Extend the forum thread about the recursive formula f(n+1)=2*f(n)+1, continuing from its final sentence.

### SELECTED EXCERPT
╭──

Question

Using the recursive formula, f(n+1)=2*f(n)+1, and given that f(1)=3, calculate the product of the digits in the number f(17).

Answer 1

what is f(2)?

Answer 2

\[f(1+1)=2~f(1)+1\]
\[f(2)=2(3)+1\]

knowing f(2), what is f(3)? and so on until you get to f(17)

Answer 3

I think you have to solve for f(n). You have the RHS = constant, that means you have to look for a f(Pn) = A
and then 2f(Pn) =2A
--------------------
f(Pn)) - 2 f(Pn) =-A =1 ---> A = -1
LHS you have the form of f(n+1) -2f (n) = 0 .The characteristic equation for that is
L(lamda) - 2 = 0
---> L =2
So the form of the function f(n) for the LHS is C *2^n
Now, combine both sides, f(n) =( C * 2^n) -1
when you have f(1) =3 replace to get C
(C*2) -1 =3
---> C = 2
Replace to form of f(n). You get the form f(n) = (2 * 2^n )-1
That is the final form to calculate the f of whatever value of n, It no longer depends on the previous term.

╰──

### SOURCE MATERIAL
╭──

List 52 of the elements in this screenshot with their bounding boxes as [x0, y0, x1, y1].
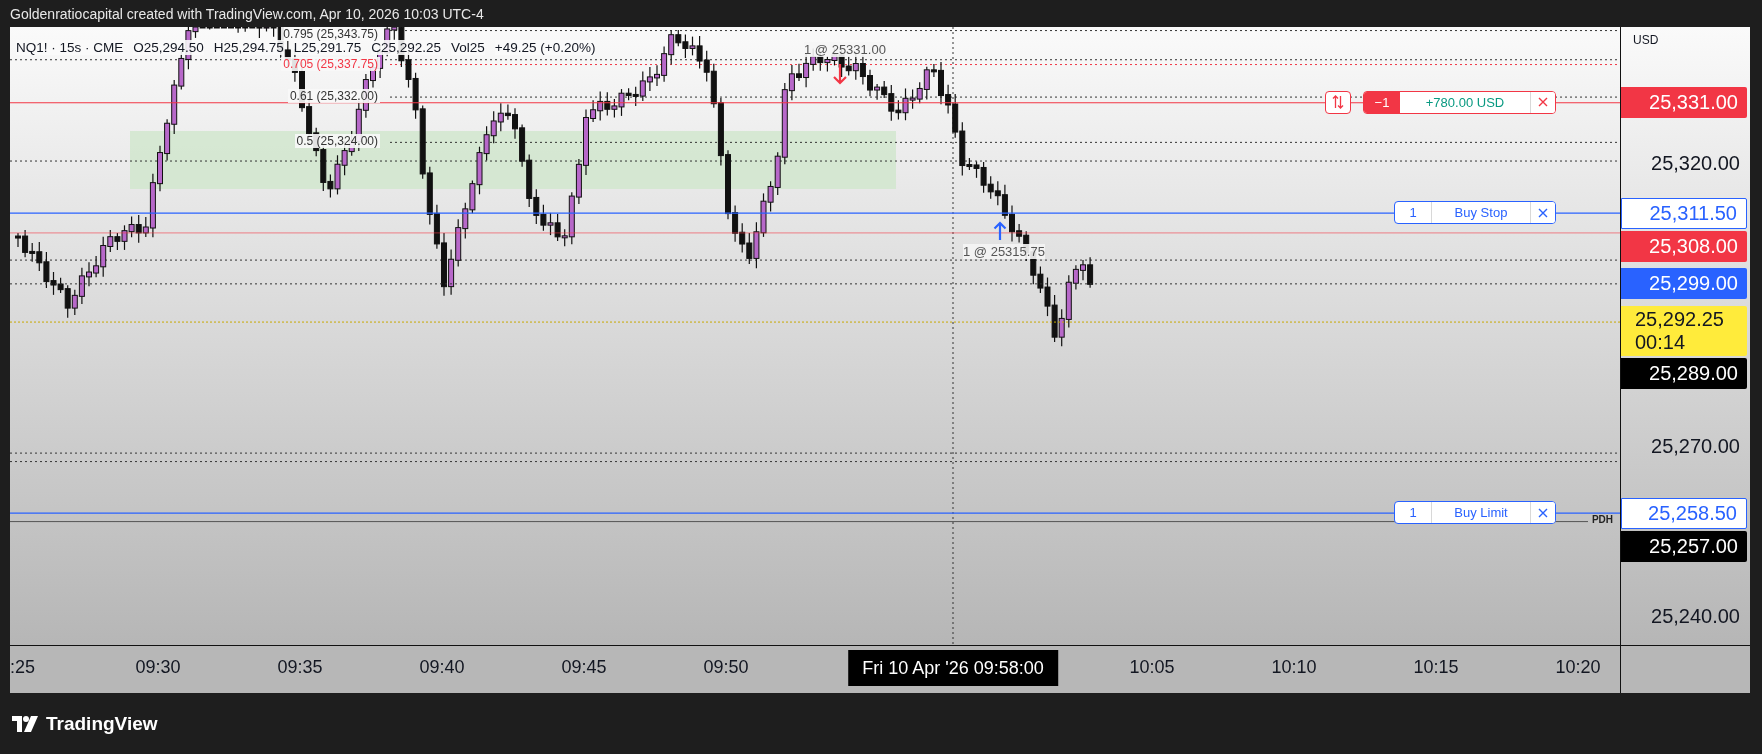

╰──

### RESULT FOR THIS TASK
if you want to calculate f(17)? f(17) = (2 * 2^17) -1= 262143
Hope this what you need

Answer 4

@amistre64

Answer 5

ida put it in usual notation:\[a_n=2a_{n-1}+1~:~a_1=3\]
\[a_2=2(3)+1=7\]
\[a_3=2(7)+1=15\]
\[a_4=2(15)+1=31\]
\[a_n=2(31)+1=63\]

3 7 15 31 63
4 8 16 32

\[a_n=2^n-1\]

Answer 6

might have my index alittle outta sight

Answer 7

\[a_n=2^{n+1}-1\]might be better for me

Answer 8

which is what you have yes

Answer 9

you miss something, since a(n) = a(n -1) +1
so a (n+2) = a(n+1) +1 = a(n) +1 +1

Answer 10

thnks for medal.

Answer 11

ive seen your method about, but i have never had the time to actually learn it :)

Answer 12

I don't know, from my experience, I have to put everything in neat logic

Answer 13

so, you are genius in the field you never learn before, hat off

Answer 14

my teachers love me ;)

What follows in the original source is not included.